WORK TO COMPLETE | Exactly repeat the material, dropping every picture from the copy.

ITEMS |
****

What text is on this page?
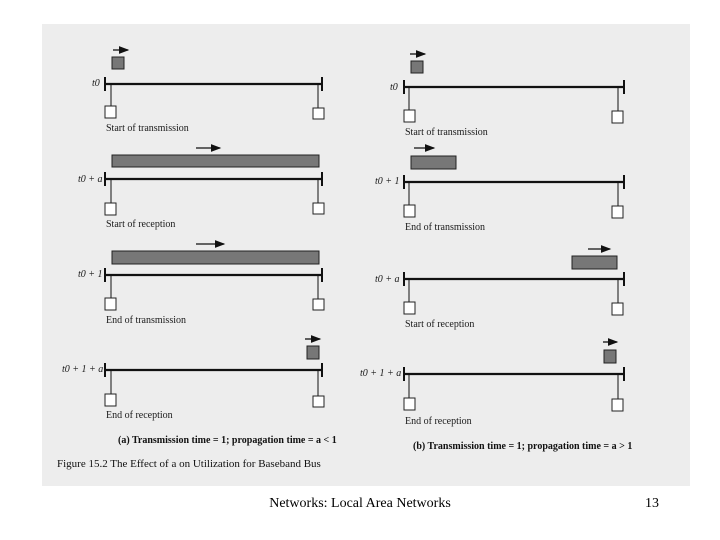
t0
Start of transmission
t0 + a
Start of reception
t0 + 1
End of transmission
t0 + 1 + a
End of reception
(a) Transmission time = 1; propagation time = a < 1
t0
Start of transmission
t0 + 1
End of transmission
t0 + a
Start of reception
t0 + 1 + a
End of reception
(b) Transmission time = 1; propagation time = a > 1
Figure 15.2 The Effect of a on Utilization for Baseband Bus
Networks: Local Area Networks	13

****

EXPECTED ANSWER |
What text is on this page?
t0
Start of transmission
t0 + a
Start of reception
t0 + 1
End of transmission
t0 + 1 + a
End of reception
(a) Transmission time = 1; propagation time = a < 1
t0
Start of transmission
t0 + 1
End of transmission
t0 + a
Start of reception
t0 + 1 + a
End of reception
(b) Transmission time = 1; propagation time = a > 1
Figure 15.2 The Effect of a on Utilization for Baseband Bus
Networks: Local Area Networks	13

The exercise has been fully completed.